Every line of the material below should be repeated exactly.

:::::

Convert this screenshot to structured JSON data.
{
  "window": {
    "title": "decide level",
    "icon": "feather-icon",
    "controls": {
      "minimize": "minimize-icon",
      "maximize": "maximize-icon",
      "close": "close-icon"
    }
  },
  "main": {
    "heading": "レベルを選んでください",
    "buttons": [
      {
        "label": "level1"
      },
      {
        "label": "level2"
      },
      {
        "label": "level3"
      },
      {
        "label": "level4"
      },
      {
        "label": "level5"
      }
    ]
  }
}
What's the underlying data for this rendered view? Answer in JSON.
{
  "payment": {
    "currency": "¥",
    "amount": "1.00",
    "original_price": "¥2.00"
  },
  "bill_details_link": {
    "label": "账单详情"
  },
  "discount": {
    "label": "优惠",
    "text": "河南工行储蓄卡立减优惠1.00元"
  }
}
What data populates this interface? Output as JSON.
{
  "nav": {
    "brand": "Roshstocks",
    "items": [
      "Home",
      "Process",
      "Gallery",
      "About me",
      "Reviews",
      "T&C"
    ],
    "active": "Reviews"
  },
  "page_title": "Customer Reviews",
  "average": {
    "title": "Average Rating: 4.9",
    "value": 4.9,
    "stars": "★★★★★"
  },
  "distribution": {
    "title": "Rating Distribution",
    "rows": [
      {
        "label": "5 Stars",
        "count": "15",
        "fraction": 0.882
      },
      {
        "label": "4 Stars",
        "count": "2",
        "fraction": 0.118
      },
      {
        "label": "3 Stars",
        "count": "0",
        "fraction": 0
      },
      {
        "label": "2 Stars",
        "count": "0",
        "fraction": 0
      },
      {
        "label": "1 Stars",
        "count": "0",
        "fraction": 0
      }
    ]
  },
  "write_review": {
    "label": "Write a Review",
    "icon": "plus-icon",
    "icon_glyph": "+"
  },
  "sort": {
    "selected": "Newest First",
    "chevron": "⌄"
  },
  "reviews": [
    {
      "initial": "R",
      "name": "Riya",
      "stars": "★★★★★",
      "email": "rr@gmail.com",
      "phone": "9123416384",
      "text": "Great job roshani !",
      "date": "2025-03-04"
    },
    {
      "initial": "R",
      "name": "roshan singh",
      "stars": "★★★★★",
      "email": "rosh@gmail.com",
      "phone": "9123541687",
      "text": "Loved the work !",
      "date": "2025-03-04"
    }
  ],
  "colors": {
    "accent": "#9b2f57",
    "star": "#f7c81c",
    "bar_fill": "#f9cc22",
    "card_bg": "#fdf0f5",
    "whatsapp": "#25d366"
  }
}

:::::

* [Expected answer]
Convert this screenshot to structured JSON data.
{
  "window": {
    "title": "decide level",
    "icon": "feather-icon",
    "controls": {
      "minimize": "minimize-icon",
      "maximize": "maximize-icon",
      "close": "close-icon"
    }
  },
  "main": {
    "heading": "レベルを選んでください",
    "buttons": [
      {
        "label": "level1"
      },
      {
        "label": "level2"
      },
      {
        "label": "level3"
      },
      {
        "label": "level4"
      },
      {
        "label": "level5"
      }
    ]
  }
}
What's the underlying data for this rendered view? Answer in JSON.
{
  "payment": {
    "currency": "¥",
    "amount": "1.00",
    "original_price": "¥2.00"
  },
  "bill_details_link": {
    "label": "账单详情"
  },
  "discount": {
    "label": "优惠",
    "text": "河南工行储蓄卡立减优惠1.00元"
  }
}
What data populates this interface? Output as JSON.
{
  "nav": {
    "brand": "Roshstocks",
    "items": [
      "Home",
      "Process",
      "Gallery",
      "About me",
      "Reviews",
      "T&C"
    ],
    "active": "Reviews"
  },
  "page_title": "Customer Reviews",
  "average": {
    "title": "Average Rating: 4.9",
    "value": 4.9,
    "stars": "★★★★★"
  },
  "distribution": {
    "title": "Rating Distribution",
    "rows": [
      {
        "label": "5 Stars",
        "count": "15",
        "fraction": 0.882
      },
      {
        "label": "4 Stars",
        "count": "2",
        "fraction": 0.118
      },
      {
        "label": "3 Stars",
        "count": "0",
        "fraction": 0
      },
      {
        "label": "2 Stars",
        "count": "0",
        "fraction": 0
      },
      {
        "label": "1 Stars",
        "count": "0",
        "fraction": 0
      }
    ]
  },
  "write_review": {
    "label": "Write a Review",
    "icon": "plus-icon",
    "icon_glyph": "+"
  },
  "sort": {
    "selected": "Newest First",
    "chevron": "⌄"
  },
  "reviews": [
    {
      "initial": "R",
      "name": "Riya",
      "stars": "★★★★★",
      "email": "rr@gmail.com",
      "phone": "9123416384",
      "text": "Great job roshani !",
      "date": "2025-03-04"
    },
    {
      "initial": "R",
      "name": "roshan singh",
      "stars": "★★★★★",
      "email": "rosh@gmail.com",
      "phone": "9123541687",
      "text": "Loved the work !",
      "date": "2025-03-04"
    }
  ],
  "colors": {
    "accent": "#9b2f57",
    "star": "#f7c81c",
    "bar_fill": "#f9cc22",
    "card_bg": "#fdf0f5",
    "whatsapp": "#25d366"
  }
}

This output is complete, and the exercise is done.